## begin DATA ROWS

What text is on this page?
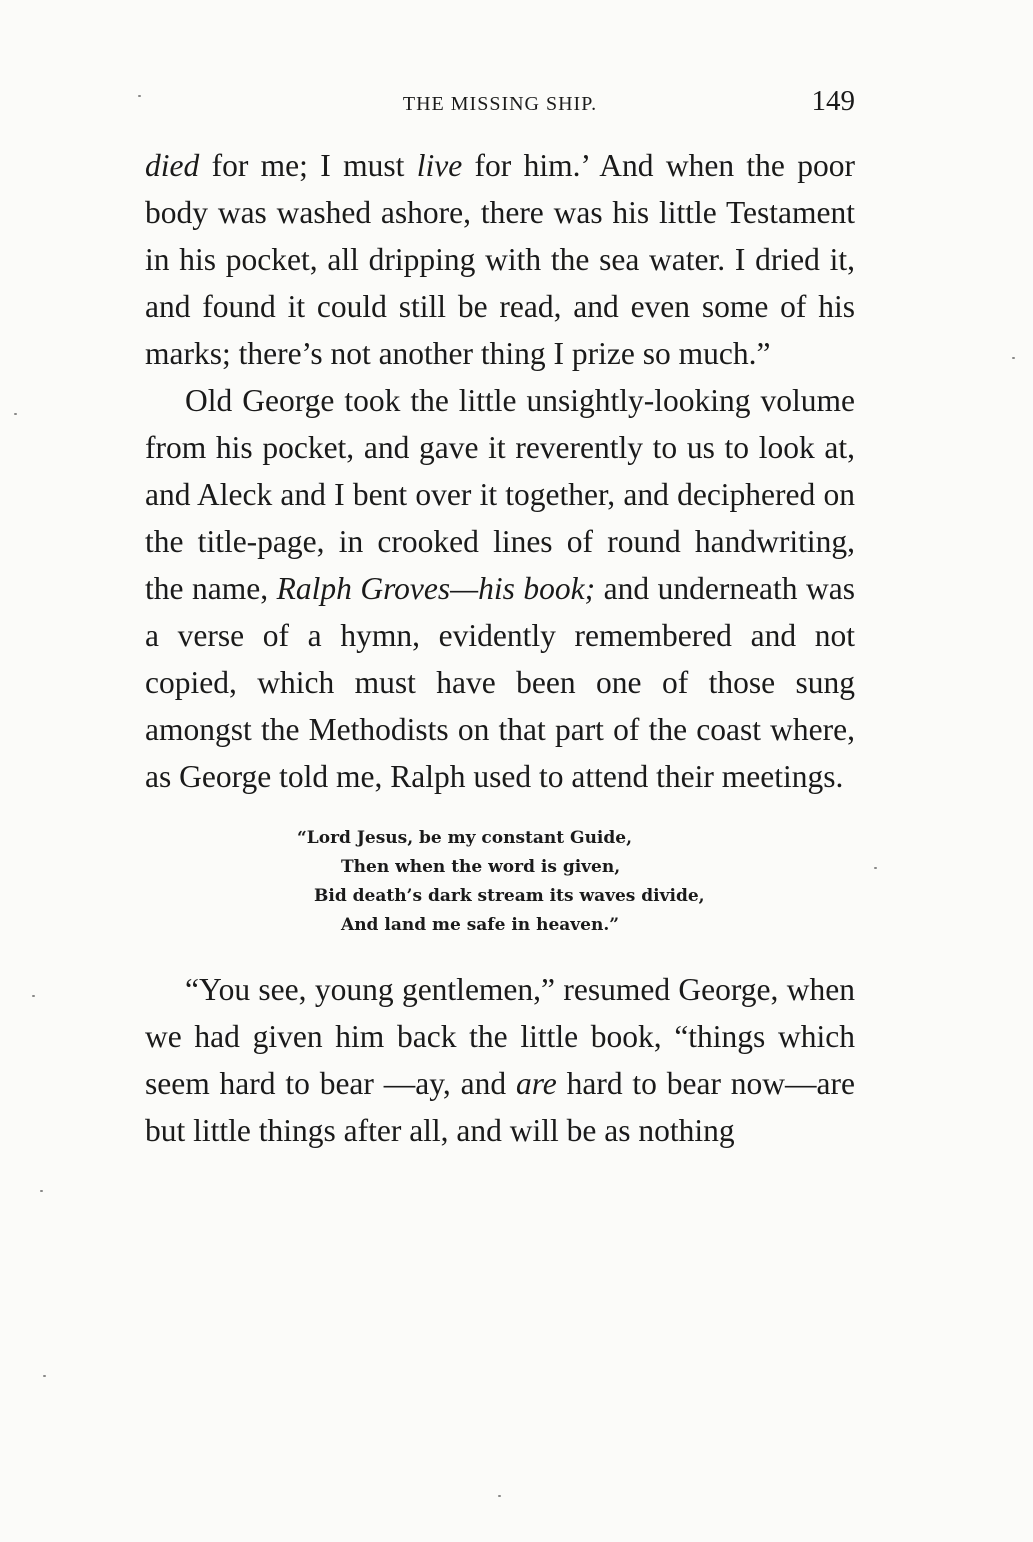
THE MISSING SHIP.	149

died for me; I must live for him.’ And when the poor body was washed ashore, there was his little Testament in his pocket, all dripping with the sea water. I dried it, and found it could still be read, and even some of his marks; there’s not another thing I prize so much.”

Old George took the little unsightly-looking volume from his pocket, and gave it reverently to us to look at, and Aleck and I bent over it together, and deciphered on the title-page, in crooked lines of round handwriting, the name, Ralph Groves—his book; and underneath was a verse of a hymn, evidently remembered and not copied, which must have been one of those sung amongst the Methodists on that part of the coast where, as George told me, Ralph used to attend their meetings.

“Lord Jesus, be my constant Guide,
Then when the word is given,
Bid death’s dark stream its waves divide,
And land me safe in heaven.”

“You see, young gentlemen,” resumed George, when we had given him back the little book, “things which seem hard to bear —ay, and are hard to bear now—are but little things after all, and will be as nothing
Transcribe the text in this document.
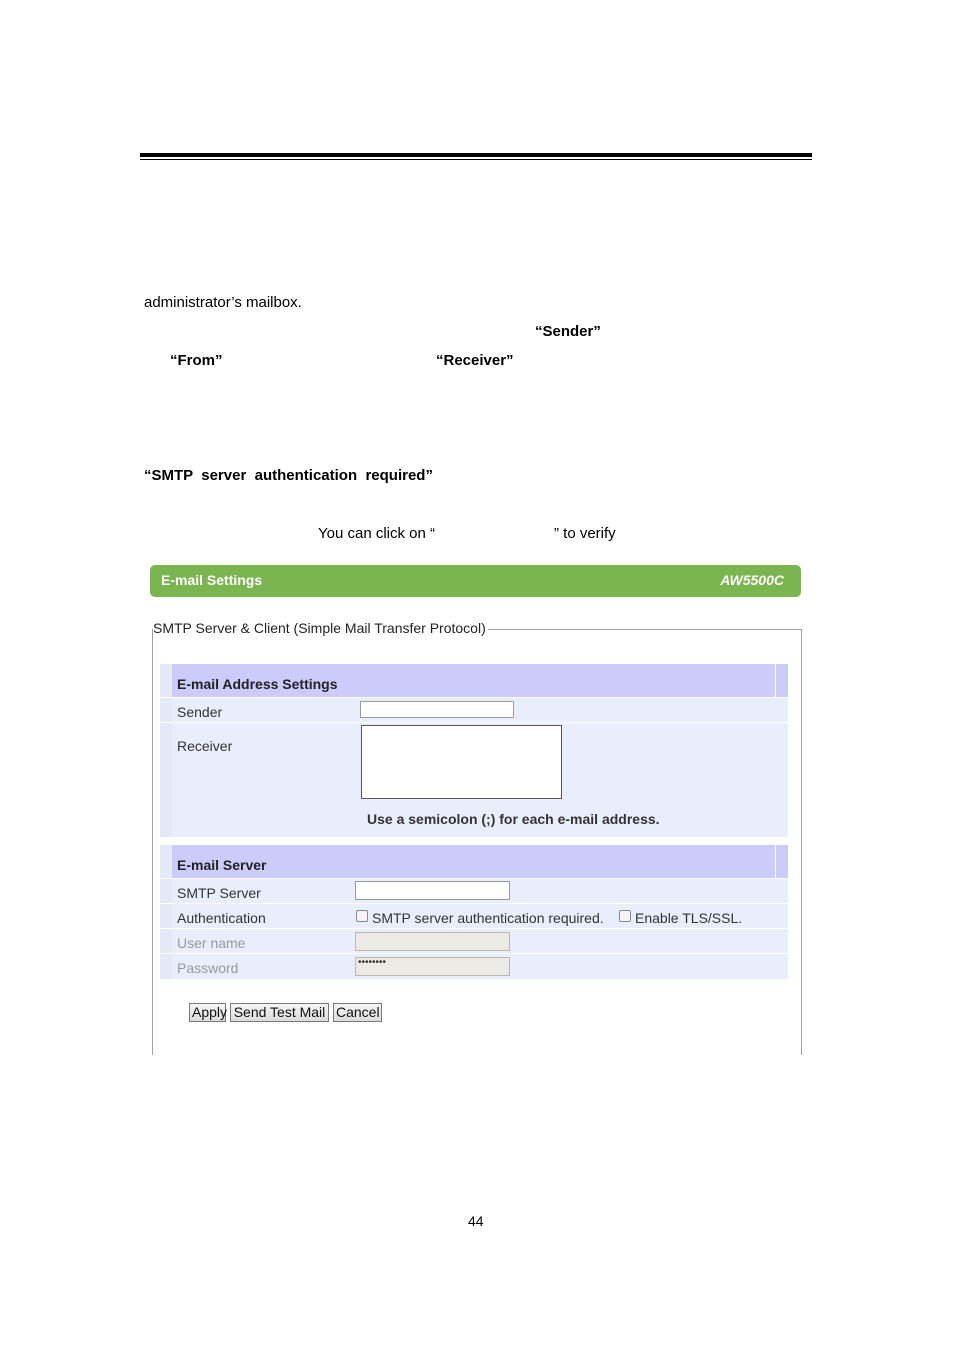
administrator’s mailbox.
“Sender”
“From”	“Receiver”
“SMTP  server  authentication  required”
You can click on “	” to verify
E-mail Settings	AW5500C
SMTP Server & Client (Simple Mail Transfer Protocol)
E-mail Address Settings
Sender
Receiver
Use a semicolon (;) for each e-mail address.
E-mail Server
SMTP Server
Authentication	SMTP server authentication required. Enable TLS/SSL.
User name
Password	••••••••
Apply Send Test Mail Cancel
44
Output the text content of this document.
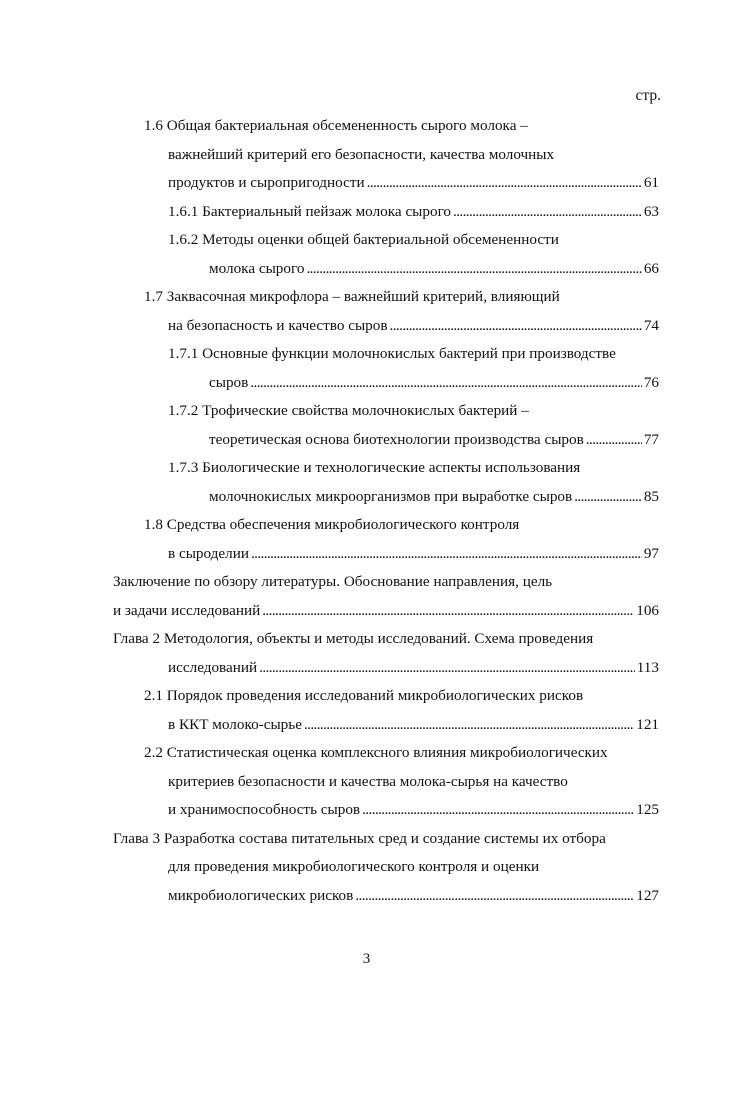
стр.
1.6 Общая бактериальная обсемененность сырого молока –
важнейший критерий его безопасности, качества молочных
продуктов и сыропригодности . . .	61
1.6.1 Бактериальный пейзаж молока сырого . . .	63
1.6.2 Методы оценки общей бактериальной обсемененности
молока сырого . . .	66
1.7 Заквасочная микрофлора – важнейший критерий, влияющий
на безопасность и качество сыров . . .	74
1.7.1 Основные функции молочнокислых бактерий при производстве
сыров . . .	76
1.7.2 Трофические свойства молочнокислых бактерий –
теоретическая основа биотехнологии производства сыров . . .	77
1.7.3 Биологические и технологические аспекты использования
молочнокислых микроорганизмов при выработке сыров . . .	85
1.8 Средства обеспечения микробиологического контроля
в сыроделии . . .	97
Заключение по обзору литературы. Обоснование направления, цель
и задачи исследований . . .	106
Глава 2 Методология, объекты и методы исследований. Схема проведения
исследований . . .	113
2.1 Порядок проведения исследований микробиологических рисков
в ККТ молоко-сырье . . .	121
2.2 Статистическая оценка комплексного влияния микробиологических
критериев безопасности и качества молока-сырья на качество
и хранимоспособность сыров . . .	125
Глава 3 Разработка состава питательных сред и создание системы их отбора
для проведения микробиологического контроля и оценки
микробиологических рисков . . .	127
3
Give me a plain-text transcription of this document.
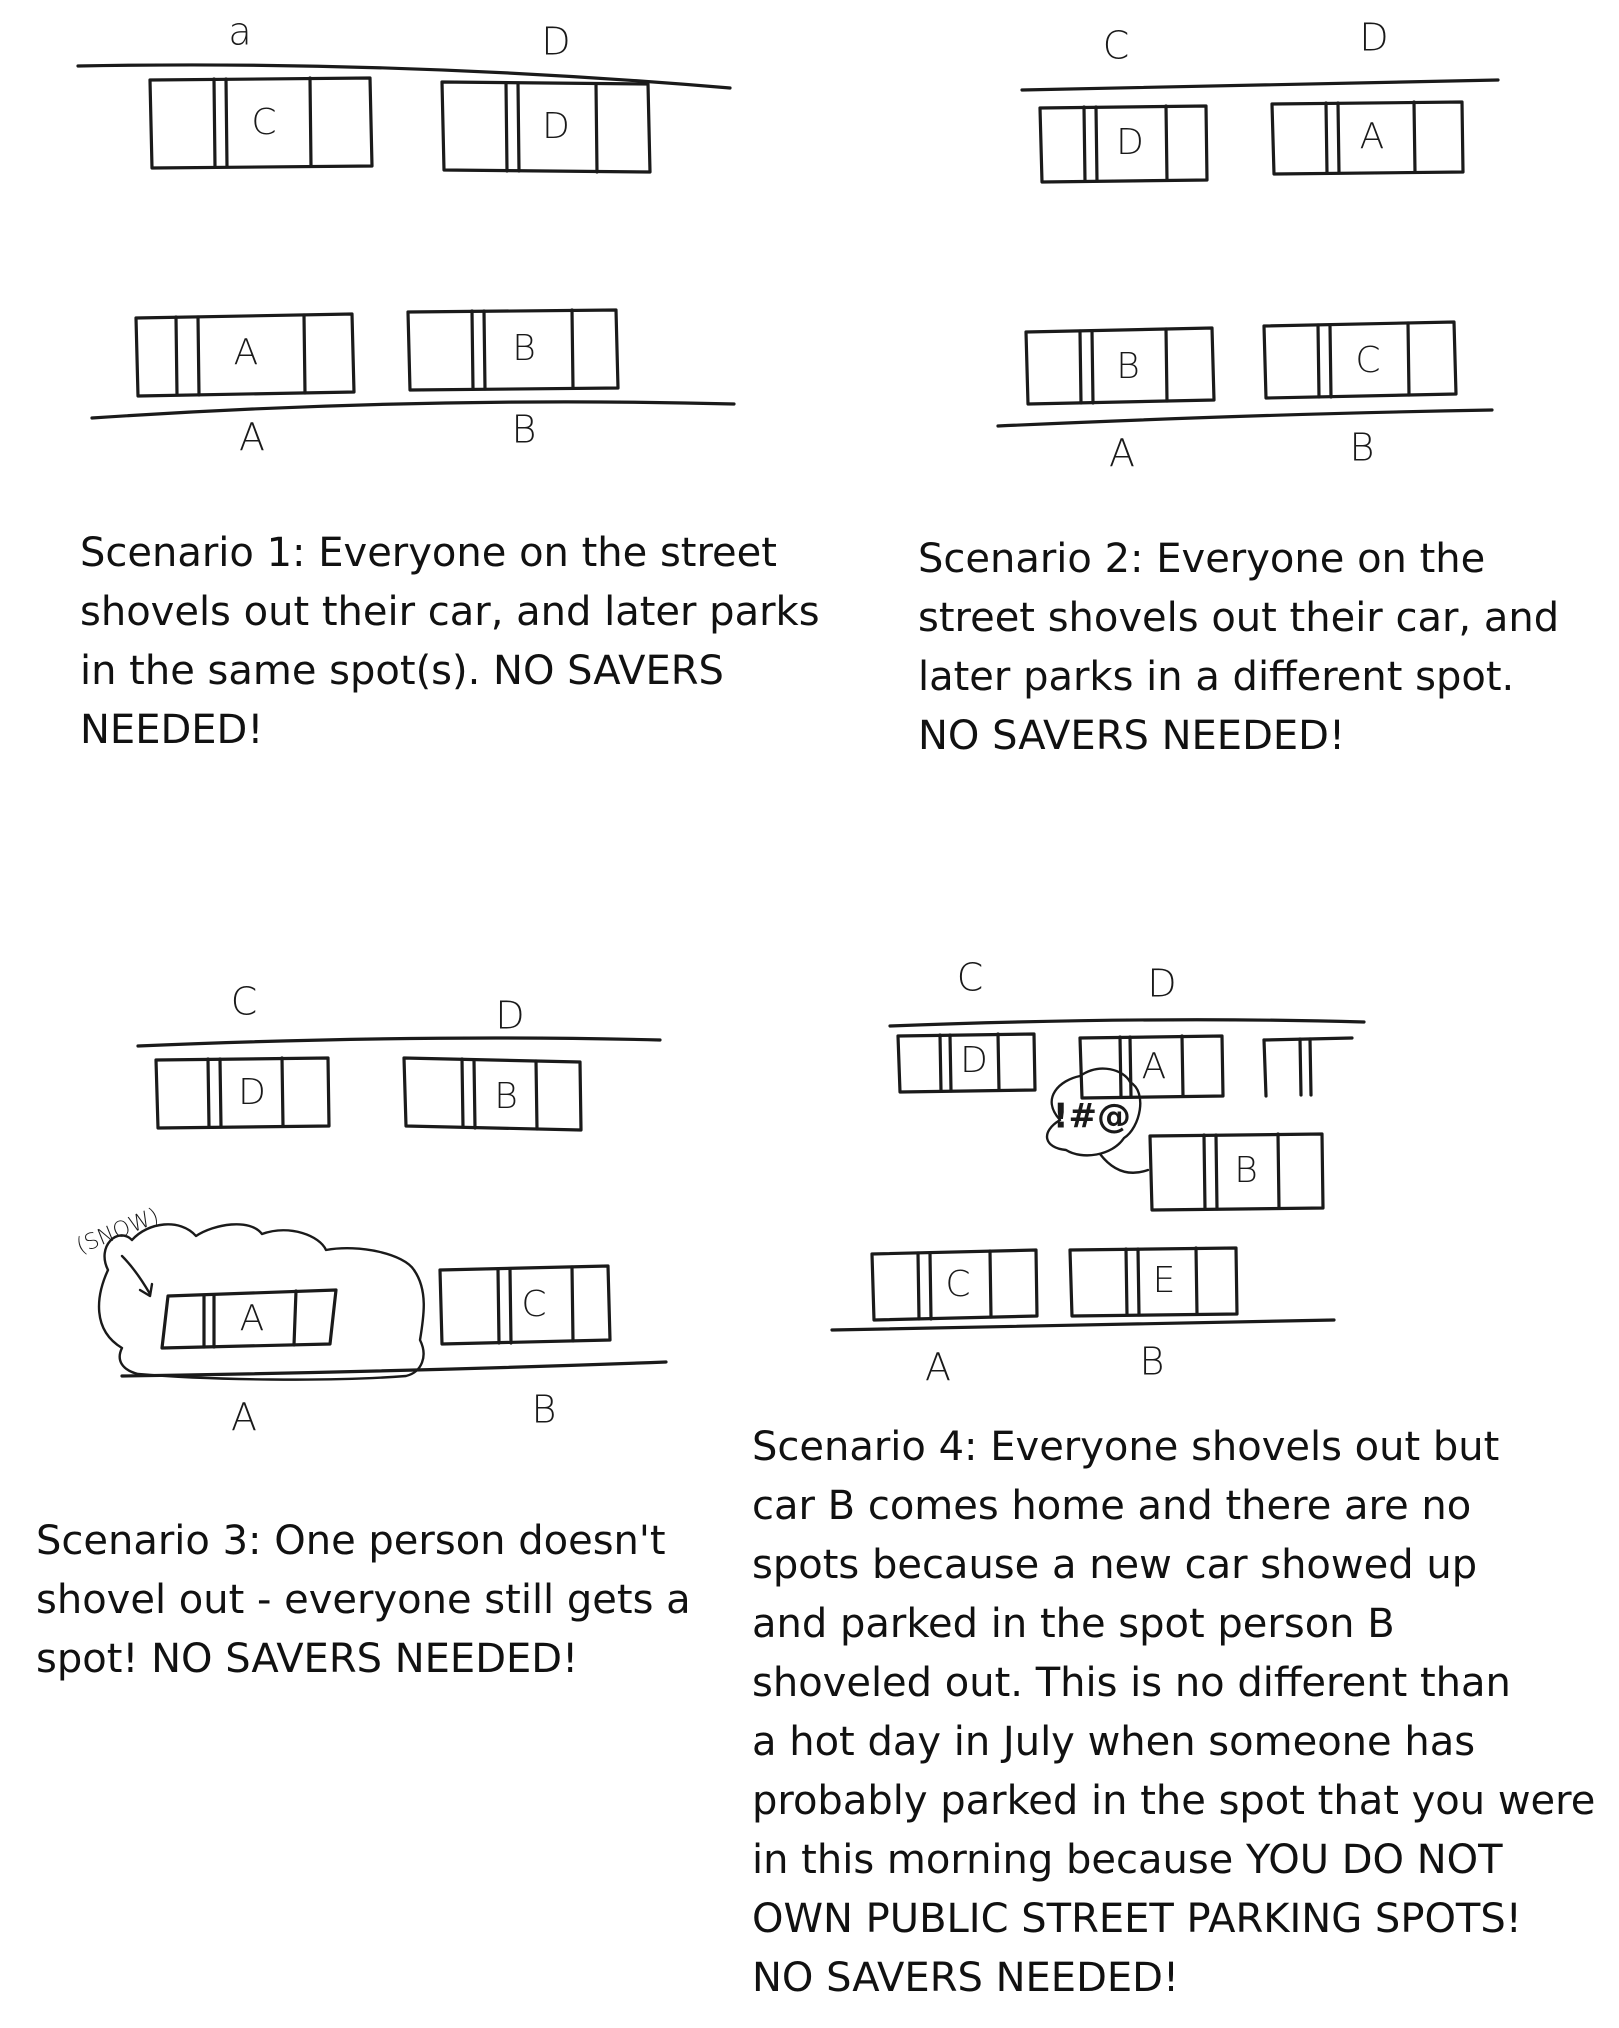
a	D
C	D
A	B
A	B
C	D
D	A
B	C
A	B
C	D
D	B
A	C
(SNOW)
A	B
C	D
D	A
!#@
B
C	E
A	B

Scenario 1: Everyone on the street
shovels out their car, and later parks
in the same spot(s). NO SAVERS
NEEDED!

Scenario 2: Everyone on the
street shovels out their car, and
later parks in a different spot.
NO SAVERS NEEDED!

Scenario 3: One person doesn't
shovel out - everyone still gets a
spot! NO SAVERS NEEDED!

Scenario 4: Everyone shovels out but
car B comes home and there are no
spots because a new car showed up
and parked in the spot person B
shoveled out. This is no different than
a hot day in July when someone has
probably parked in the spot that you were
in this morning because YOU DO NOT
OWN PUBLIC STREET PARKING SPOTS!
NO SAVERS NEEDED!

## end DATA ROWS

TASK DESCRIPTION:
Your answer should be one number: how many lines in the material above contain the string "безопасности".

SOLUTION BELOW:
2